指示 a = 「レイアウト領域の記録」の行のうち、「sidebar-item[interactable]: markt bbox=[0, 414, 124, 464]」を含む行から始まり「sidebar-item[interactable]: m-Bereich bbox=[0, 342, 124, 392]」を含む行で終わる範囲を、一字一句変えずに書き写してください。
########
基本情報
○解説
暗黒街とともに発展してきた新興の商店街です。広い通りの東側は整然とした家並みが続いています。大通りに面している建物はわりとゆったりとした造りですが、環状道路に近づくほど家々の間隔が狭まり、都市らしい風景へと変わってゆきます。
元々この場所は、歓楽街に訪れる人々を目当てとしたパブや食事処が並ぶ、夕方から人通りが増える街でした。しかし、30年ほど前のことですが、一帯で裏組合同士による抗争が勃発し、数多くの人がこの町を去ってゆくことになります。この時に著しく悪化した治安を回復させたのが、現在の暗黒街を支配するコンウォーリス一家で、彼らは周辺住民と協定を結んで裏組合を壊滅させ、歓楽街の支配者の座におさまったのです。
こういった経緯から、この町は暗黙の了解のうちに一般社会と裏社会との境界として機能するようになり、通りから東側は安全地帯として認識されるようになります。また、貧民街が近いために地価が安いという理由もあって、少しずつ様々な業種の店が増えはじめ、やがて現在のような商店街が形成されることとなったのです。
しかし、一家をおさめていたディドリー=コンウォーリスが亡くなり、現在のボスであるテオドア=ナルフィシスに代替わりすると、少しずつギャングとの関係に変化が生じはじめます。直接の支配下に置かれたわけではありませんが、最近では安全が保障されるのは夕方までのことです。大きな事件が起こることは滅多にないものの、夜の営業はやはり危険が伴うため、新しく出来た店は早くに店じまいしてしまうようです。
▼分類
・種別:
商業地
住宅地(中層〜中下層)
・交通:
やや多い
・治安:
普通〜やや悪い
・警察:
環外北警察署
▼慟哭通り
黒羽根通りと監獄通りの間にある通りで、この一帯に監獄の建物から聞こえる罪人の叫びが響き渡ることから、このように呼ばれるようになりました。周辺は中層市民の住む住宅街となっています。
########
指示 b =
上の抜粋について、次の問いに一行ずつ答えてください。
(i) 30年ほど前に一帯で勃発したのは何ですか。
(ii) 現在のボスは誰ですか。
(iii) 慟哭通りはどの二つの通りの間にありますか。

[レイアウト領域の記録]
########
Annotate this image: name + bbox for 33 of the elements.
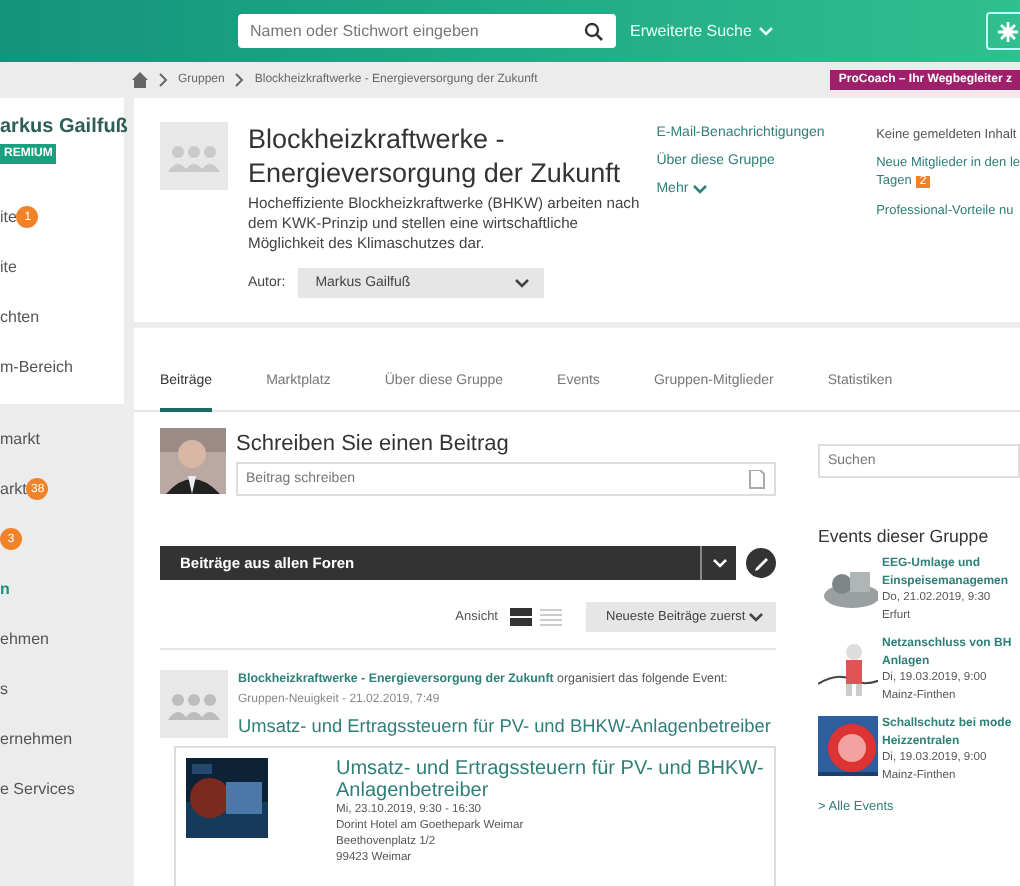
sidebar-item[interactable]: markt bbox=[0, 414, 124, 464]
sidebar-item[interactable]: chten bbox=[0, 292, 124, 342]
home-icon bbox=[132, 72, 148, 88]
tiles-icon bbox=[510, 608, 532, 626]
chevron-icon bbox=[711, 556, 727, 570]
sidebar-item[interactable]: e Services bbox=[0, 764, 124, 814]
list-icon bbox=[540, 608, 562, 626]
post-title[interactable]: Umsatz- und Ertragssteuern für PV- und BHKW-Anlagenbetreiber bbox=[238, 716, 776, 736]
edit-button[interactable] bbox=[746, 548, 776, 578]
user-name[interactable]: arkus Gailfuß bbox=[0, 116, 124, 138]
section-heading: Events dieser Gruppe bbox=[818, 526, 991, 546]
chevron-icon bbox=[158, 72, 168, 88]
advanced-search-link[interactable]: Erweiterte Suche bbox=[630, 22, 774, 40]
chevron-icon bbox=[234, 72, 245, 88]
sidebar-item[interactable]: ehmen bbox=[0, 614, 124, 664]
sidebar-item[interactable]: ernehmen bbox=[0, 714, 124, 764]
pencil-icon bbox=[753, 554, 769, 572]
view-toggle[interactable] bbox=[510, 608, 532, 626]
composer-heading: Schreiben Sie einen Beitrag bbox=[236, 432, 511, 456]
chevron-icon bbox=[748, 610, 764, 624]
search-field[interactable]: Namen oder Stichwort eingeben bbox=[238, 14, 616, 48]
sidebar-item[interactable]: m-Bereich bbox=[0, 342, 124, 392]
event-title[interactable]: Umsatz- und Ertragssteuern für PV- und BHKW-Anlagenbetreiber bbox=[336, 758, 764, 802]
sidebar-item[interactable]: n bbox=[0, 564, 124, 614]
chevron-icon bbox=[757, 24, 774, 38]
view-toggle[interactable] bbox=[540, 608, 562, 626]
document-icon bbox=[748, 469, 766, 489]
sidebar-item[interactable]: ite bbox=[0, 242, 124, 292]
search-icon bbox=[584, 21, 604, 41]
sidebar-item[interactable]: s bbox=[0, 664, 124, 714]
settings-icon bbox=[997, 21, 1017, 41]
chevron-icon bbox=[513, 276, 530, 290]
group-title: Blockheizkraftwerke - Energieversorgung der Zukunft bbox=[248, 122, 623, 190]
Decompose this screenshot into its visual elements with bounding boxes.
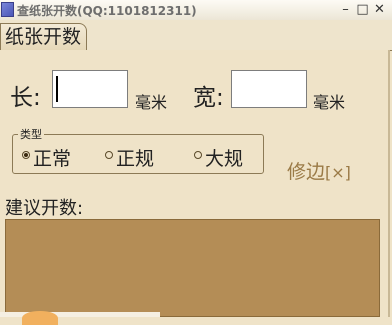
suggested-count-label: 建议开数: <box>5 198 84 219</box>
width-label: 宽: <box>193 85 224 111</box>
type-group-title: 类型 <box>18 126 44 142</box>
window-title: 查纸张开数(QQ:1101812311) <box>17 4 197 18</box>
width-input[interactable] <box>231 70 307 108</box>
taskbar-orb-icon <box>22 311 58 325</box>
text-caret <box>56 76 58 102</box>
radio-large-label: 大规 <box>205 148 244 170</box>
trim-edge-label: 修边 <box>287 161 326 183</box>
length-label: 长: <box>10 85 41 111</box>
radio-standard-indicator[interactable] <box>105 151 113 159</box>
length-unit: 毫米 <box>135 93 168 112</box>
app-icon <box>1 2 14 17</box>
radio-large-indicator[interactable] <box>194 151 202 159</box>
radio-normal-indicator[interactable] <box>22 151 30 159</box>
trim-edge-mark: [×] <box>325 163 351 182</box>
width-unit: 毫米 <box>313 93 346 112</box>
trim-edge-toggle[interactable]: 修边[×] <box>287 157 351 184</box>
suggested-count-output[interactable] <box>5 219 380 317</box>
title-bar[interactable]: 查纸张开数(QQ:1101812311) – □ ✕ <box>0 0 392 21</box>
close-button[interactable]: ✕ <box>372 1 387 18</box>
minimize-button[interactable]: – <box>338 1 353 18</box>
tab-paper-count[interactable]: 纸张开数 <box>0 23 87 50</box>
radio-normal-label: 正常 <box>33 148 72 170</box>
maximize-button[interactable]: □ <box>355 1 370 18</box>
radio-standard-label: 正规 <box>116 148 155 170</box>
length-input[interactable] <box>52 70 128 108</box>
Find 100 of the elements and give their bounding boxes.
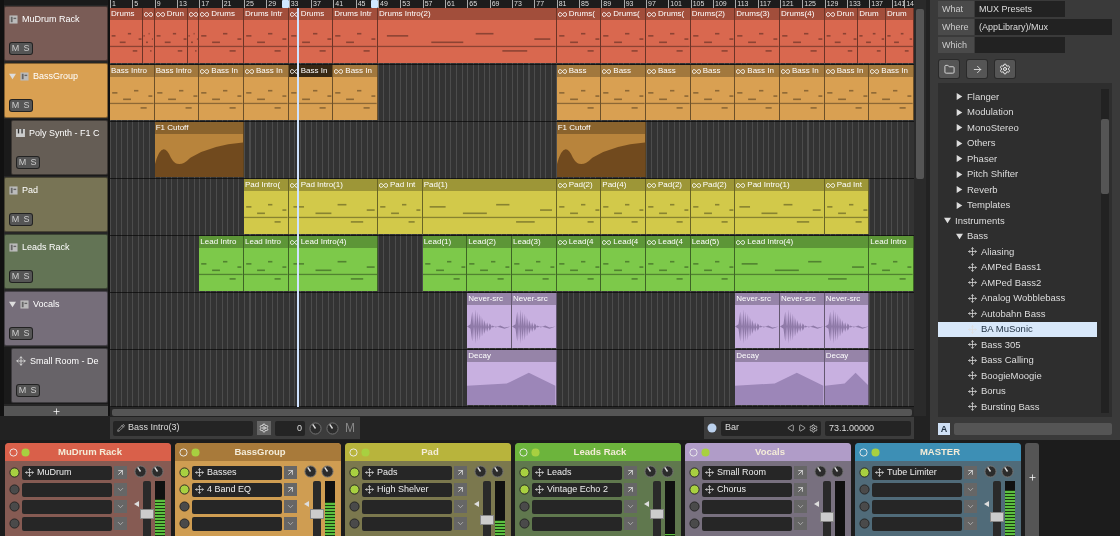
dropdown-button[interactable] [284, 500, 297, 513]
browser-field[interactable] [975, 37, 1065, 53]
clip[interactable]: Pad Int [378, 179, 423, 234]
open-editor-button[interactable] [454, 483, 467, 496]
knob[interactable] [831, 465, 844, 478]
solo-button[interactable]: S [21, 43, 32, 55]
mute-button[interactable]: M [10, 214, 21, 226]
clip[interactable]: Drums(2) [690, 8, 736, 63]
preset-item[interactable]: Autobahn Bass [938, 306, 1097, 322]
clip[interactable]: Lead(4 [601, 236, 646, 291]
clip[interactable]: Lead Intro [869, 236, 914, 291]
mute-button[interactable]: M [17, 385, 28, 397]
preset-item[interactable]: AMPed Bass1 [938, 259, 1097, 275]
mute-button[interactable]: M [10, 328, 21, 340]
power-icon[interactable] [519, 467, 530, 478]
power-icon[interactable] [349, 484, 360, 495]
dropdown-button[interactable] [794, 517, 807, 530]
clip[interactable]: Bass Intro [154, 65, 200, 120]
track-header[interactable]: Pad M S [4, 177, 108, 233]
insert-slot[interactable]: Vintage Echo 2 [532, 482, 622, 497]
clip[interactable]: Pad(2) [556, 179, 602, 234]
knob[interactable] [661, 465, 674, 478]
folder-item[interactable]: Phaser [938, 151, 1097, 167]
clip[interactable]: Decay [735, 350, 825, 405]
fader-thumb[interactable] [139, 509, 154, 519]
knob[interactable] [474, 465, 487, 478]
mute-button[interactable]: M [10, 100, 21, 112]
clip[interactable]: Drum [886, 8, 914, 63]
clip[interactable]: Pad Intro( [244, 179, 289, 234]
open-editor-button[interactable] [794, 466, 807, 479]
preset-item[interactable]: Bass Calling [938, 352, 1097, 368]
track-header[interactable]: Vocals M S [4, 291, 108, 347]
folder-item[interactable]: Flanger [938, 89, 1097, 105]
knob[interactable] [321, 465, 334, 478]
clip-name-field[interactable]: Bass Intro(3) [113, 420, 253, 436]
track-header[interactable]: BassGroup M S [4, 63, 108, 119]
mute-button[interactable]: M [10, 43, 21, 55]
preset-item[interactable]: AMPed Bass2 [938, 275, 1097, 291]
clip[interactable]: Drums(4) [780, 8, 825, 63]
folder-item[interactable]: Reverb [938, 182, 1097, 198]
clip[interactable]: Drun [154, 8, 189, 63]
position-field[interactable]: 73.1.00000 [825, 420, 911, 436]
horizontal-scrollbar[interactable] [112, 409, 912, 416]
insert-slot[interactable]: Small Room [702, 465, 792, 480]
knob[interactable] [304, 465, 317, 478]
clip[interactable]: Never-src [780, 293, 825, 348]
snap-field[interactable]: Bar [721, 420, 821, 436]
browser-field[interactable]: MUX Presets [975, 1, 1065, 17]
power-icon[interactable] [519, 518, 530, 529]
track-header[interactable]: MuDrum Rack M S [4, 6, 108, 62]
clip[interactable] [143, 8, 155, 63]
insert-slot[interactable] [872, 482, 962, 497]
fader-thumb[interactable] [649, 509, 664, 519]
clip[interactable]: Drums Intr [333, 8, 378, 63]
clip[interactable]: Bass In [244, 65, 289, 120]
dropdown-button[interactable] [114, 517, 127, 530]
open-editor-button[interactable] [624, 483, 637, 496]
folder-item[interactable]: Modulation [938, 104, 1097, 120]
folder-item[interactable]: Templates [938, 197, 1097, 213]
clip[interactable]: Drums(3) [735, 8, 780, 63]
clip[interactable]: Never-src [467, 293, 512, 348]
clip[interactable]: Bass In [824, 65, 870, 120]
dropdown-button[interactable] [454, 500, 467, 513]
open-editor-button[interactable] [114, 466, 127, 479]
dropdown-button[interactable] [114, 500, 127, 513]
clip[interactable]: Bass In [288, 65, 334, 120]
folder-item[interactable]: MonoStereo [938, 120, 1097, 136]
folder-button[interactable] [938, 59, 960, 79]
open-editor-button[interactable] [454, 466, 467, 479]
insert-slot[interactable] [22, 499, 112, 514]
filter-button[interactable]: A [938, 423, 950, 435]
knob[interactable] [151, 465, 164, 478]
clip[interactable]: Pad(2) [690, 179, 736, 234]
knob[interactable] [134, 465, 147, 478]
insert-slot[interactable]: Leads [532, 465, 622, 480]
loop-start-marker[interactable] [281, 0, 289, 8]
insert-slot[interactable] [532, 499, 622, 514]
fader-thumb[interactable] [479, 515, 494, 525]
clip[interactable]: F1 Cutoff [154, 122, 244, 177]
########
模範解答 a =
sidebar-item[interactable]: markt bbox=[0, 414, 124, 464]
sidebar-item[interactable]: chten bbox=[0, 292, 124, 342]
home-icon bbox=[132, 72, 148, 88]
tiles-icon bbox=[510, 608, 532, 626]
chevron-icon bbox=[711, 556, 727, 570]
sidebar-item[interactable]: e Services bbox=[0, 764, 124, 814]
list-icon bbox=[540, 608, 562, 626]
post-title[interactable]: Umsatz- und Ertragssteuern für PV- und BHKW-Anlagenbetreiber bbox=[238, 716, 776, 736]
edit-button[interactable] bbox=[746, 548, 776, 578]
user-name[interactable]: arkus Gailfuß bbox=[0, 116, 124, 138]
section-heading: Events dieser Gruppe bbox=[818, 526, 991, 546]
chevron-icon bbox=[158, 72, 168, 88]
advanced-search-link[interactable]: Erweiterte Suche bbox=[630, 22, 774, 40]
chevron-icon bbox=[234, 72, 245, 88]
sidebar-item[interactable]: ehmen bbox=[0, 614, 124, 664]
sidebar-item[interactable]: ernehmen bbox=[0, 714, 124, 764]
pencil-icon bbox=[753, 554, 769, 572]
view-toggle[interactable] bbox=[510, 608, 532, 626]
composer-heading: Schreiben Sie einen Beitrag bbox=[236, 432, 511, 456]
chevron-icon bbox=[748, 610, 764, 624]
search-field[interactable]: Namen oder Stichwort eingeben bbox=[238, 14, 616, 48]
sidebar-item[interactable]: m-Bereich bbox=[0, 342, 124, 392]

模範解答 b =
(i) 裏組合同士による抗争
(ii) テオドア=ナルフィシス
(iii) 黒羽根通りと監獄通り